WHAT YOU WILL DO: Produce an exact copy of all the records.

(Saved entries)
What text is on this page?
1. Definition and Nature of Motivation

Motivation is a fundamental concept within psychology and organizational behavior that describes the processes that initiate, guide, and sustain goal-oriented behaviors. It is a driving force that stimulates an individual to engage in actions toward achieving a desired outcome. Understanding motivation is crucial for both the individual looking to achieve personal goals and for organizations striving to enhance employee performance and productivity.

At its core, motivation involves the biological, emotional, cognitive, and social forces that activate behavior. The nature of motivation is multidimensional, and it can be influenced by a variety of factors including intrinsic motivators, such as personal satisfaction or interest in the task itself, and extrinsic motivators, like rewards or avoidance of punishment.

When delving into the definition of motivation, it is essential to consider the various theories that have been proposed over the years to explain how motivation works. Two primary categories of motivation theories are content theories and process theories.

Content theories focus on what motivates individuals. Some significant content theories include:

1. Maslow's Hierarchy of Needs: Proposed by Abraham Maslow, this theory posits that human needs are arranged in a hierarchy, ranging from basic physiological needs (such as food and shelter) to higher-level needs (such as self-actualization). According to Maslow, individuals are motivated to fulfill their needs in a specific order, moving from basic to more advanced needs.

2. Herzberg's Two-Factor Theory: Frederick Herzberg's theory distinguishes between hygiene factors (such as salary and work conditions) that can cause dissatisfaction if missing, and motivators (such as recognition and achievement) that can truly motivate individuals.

OUTPUT:
What text is on this page?
1. Definition and Nature of Motivation

Motivation is a fundamental concept within psychology and organizational behavior that describes the processes that initiate, guide, and sustain goal-oriented behaviors. It is a driving force that stimulates an individual to engage in actions toward achieving a desired outcome. Understanding motivation is crucial for both the individual looking to achieve personal goals and for organizations striving to enhance employee performance and productivity.

At its core, motivation involves the biological, emotional, cognitive, and social forces that activate behavior. The nature of motivation is multidimensional, and it can be influenced by a variety of factors including intrinsic motivators, such as personal satisfaction or interest in the task itself, and extrinsic motivators, like rewards or avoidance of punishment.

When delving into the definition of motivation, it is essential to consider the various theories that have been proposed over the years to explain how motivation works. Two primary categories of motivation theories are content theories and process theories.

Content theories focus on what motivates individuals. Some significant content theories include:

1. Maslow's Hierarchy of Needs: Proposed by Abraham Maslow, this theory posits that human needs are arranged in a hierarchy, ranging from basic physiological needs (such as food and shelter) to higher-level needs (such as self-actualization). According to Maslow, individuals are motivated to fulfill their needs in a specific order, moving from basic to more advanced needs.

2. Herzberg's Two-Factor Theory: Frederick Herzberg's theory distinguishes between hygiene factors (such as salary and work conditions) that can cause dissatisfaction if missing, and motivators (such as recognition and achievement) that can truly motivate individuals.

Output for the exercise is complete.